TASK GOAL ▸
From the entries below, count the lines with "производителя". Write only the count.
════════
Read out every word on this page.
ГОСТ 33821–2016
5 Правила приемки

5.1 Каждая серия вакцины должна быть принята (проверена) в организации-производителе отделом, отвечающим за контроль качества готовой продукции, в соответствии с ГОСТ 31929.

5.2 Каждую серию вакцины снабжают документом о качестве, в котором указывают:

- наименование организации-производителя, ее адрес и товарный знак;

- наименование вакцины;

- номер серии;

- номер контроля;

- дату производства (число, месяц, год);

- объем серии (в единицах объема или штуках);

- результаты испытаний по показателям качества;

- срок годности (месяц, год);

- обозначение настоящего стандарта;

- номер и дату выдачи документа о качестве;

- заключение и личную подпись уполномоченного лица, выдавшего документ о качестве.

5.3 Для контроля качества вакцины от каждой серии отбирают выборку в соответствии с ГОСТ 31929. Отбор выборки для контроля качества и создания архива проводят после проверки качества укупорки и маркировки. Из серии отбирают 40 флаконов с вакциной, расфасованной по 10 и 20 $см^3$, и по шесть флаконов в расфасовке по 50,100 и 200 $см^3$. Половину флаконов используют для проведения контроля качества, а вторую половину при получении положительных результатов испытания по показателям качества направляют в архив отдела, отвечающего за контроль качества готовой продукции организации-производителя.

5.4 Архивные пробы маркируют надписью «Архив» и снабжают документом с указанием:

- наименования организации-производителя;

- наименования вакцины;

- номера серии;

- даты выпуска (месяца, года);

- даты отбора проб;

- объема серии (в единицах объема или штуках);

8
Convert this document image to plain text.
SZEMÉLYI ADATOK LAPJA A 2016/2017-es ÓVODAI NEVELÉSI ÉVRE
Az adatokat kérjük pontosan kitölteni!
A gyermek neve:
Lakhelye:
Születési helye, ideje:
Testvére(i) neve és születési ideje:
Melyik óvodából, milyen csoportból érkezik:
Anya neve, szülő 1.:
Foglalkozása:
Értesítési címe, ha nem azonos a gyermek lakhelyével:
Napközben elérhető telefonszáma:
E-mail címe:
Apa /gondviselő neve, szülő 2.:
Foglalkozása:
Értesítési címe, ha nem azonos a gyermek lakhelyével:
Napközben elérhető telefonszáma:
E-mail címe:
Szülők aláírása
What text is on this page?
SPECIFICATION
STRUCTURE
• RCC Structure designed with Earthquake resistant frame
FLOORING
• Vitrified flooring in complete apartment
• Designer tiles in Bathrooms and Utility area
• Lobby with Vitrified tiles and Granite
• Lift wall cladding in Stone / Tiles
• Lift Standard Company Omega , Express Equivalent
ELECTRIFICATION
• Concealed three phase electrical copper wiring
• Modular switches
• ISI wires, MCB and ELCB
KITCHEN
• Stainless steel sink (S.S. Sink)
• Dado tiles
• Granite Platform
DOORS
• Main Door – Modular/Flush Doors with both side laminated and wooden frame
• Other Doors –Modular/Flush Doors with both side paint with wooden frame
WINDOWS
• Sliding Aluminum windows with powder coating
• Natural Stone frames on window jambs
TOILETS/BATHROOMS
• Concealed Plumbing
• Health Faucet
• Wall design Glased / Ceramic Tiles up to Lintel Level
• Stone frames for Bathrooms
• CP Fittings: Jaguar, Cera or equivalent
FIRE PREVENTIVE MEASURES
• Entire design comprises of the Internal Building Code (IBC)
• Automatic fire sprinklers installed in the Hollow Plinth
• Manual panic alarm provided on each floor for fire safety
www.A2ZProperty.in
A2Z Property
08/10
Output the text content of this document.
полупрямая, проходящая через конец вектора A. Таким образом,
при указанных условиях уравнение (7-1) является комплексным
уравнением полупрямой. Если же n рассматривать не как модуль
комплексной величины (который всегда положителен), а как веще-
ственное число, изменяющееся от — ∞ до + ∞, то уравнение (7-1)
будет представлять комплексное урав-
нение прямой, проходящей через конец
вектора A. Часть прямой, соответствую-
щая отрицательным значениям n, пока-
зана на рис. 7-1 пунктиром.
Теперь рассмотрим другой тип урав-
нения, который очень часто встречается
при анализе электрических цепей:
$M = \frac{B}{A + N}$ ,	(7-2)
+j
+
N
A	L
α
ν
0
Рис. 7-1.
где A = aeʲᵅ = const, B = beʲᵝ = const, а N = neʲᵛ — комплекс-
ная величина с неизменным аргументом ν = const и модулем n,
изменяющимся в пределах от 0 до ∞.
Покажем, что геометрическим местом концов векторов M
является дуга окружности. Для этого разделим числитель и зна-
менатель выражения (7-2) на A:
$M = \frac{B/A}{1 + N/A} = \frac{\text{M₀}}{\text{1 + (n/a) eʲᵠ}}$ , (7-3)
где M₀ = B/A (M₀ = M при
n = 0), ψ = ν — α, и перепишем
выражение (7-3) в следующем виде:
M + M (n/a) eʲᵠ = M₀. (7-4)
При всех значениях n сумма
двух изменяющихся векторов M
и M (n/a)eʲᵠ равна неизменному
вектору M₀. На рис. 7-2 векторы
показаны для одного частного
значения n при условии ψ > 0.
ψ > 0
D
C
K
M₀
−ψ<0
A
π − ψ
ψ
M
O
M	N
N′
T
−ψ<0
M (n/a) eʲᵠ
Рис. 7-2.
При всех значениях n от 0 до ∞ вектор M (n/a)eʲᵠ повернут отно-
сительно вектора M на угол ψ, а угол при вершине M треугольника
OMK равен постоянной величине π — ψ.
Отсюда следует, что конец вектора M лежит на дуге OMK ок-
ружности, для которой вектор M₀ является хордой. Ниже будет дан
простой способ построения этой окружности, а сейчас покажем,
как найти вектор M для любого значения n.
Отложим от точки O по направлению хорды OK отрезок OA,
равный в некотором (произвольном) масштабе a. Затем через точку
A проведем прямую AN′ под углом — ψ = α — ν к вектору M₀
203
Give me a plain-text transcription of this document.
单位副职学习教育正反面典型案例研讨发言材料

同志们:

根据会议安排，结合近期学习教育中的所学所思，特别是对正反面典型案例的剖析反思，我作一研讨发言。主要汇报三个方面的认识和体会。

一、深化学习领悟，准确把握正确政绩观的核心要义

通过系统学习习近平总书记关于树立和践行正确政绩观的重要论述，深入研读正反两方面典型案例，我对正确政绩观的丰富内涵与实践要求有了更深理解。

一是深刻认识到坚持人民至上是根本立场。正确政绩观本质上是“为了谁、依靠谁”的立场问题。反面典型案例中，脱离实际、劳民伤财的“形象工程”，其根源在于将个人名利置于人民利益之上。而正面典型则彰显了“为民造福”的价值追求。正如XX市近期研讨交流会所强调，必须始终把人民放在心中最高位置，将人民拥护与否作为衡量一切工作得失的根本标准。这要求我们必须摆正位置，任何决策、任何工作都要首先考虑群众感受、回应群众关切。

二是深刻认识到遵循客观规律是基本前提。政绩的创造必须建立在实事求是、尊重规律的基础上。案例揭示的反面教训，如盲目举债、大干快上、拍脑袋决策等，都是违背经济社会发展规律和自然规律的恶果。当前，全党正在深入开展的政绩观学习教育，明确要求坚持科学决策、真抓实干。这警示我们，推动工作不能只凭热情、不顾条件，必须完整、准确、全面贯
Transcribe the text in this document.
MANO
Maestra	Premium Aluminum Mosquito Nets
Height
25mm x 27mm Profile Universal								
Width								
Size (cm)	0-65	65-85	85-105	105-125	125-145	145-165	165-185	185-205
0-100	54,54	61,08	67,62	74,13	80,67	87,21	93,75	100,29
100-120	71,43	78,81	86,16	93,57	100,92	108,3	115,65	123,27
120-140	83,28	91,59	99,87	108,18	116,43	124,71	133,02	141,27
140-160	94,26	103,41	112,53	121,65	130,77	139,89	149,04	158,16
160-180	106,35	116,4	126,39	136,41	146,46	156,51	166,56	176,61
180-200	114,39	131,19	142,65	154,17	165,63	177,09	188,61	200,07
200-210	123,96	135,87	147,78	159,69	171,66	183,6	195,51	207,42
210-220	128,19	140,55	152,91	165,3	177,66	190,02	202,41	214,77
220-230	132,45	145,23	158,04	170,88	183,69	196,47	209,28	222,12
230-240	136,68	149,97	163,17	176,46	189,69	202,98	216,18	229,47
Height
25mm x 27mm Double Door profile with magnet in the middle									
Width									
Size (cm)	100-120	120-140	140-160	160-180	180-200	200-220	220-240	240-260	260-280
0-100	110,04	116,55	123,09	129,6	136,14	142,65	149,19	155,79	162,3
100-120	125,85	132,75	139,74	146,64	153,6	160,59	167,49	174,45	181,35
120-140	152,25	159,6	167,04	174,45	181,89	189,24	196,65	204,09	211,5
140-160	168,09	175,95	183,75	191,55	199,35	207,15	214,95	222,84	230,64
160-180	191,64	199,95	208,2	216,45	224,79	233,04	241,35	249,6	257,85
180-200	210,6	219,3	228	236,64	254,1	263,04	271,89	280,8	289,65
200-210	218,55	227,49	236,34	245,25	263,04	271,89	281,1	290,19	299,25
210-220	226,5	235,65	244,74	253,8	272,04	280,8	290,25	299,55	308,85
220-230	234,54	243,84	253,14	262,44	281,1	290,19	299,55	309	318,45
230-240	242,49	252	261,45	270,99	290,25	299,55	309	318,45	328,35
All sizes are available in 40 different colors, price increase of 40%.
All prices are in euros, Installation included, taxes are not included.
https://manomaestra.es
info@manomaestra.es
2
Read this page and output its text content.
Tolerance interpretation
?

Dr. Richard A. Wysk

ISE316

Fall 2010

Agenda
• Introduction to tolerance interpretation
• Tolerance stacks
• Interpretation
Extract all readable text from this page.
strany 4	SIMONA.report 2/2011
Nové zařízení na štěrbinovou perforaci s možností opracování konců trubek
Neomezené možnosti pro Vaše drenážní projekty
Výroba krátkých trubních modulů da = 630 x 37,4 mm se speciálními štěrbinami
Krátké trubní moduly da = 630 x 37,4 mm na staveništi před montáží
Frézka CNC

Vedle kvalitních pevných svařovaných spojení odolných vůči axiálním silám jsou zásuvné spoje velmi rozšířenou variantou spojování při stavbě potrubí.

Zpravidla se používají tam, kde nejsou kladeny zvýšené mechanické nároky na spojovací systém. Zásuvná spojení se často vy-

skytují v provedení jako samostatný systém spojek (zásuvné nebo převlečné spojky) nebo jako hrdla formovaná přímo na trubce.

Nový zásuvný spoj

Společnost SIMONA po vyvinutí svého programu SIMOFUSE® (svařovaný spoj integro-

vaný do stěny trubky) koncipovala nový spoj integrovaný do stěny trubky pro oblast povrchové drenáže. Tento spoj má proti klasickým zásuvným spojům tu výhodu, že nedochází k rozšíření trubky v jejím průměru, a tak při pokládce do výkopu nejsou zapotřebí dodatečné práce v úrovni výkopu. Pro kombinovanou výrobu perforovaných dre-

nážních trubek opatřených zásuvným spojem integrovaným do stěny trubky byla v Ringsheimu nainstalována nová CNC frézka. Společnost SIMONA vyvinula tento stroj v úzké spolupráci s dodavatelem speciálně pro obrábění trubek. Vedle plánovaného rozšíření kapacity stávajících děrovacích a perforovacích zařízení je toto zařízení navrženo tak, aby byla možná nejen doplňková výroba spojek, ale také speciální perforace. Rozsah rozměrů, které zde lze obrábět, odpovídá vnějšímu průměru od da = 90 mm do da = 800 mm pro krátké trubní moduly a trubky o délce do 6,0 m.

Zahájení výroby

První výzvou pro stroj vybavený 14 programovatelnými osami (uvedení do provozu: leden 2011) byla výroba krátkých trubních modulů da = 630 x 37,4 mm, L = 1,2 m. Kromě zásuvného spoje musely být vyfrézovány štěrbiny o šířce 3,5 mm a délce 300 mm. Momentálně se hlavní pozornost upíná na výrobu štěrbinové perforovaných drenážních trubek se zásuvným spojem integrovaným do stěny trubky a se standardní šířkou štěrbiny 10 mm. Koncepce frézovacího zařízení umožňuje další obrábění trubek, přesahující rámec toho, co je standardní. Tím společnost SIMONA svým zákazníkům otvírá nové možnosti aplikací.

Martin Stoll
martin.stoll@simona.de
════════
TASK ANSWER ▸
3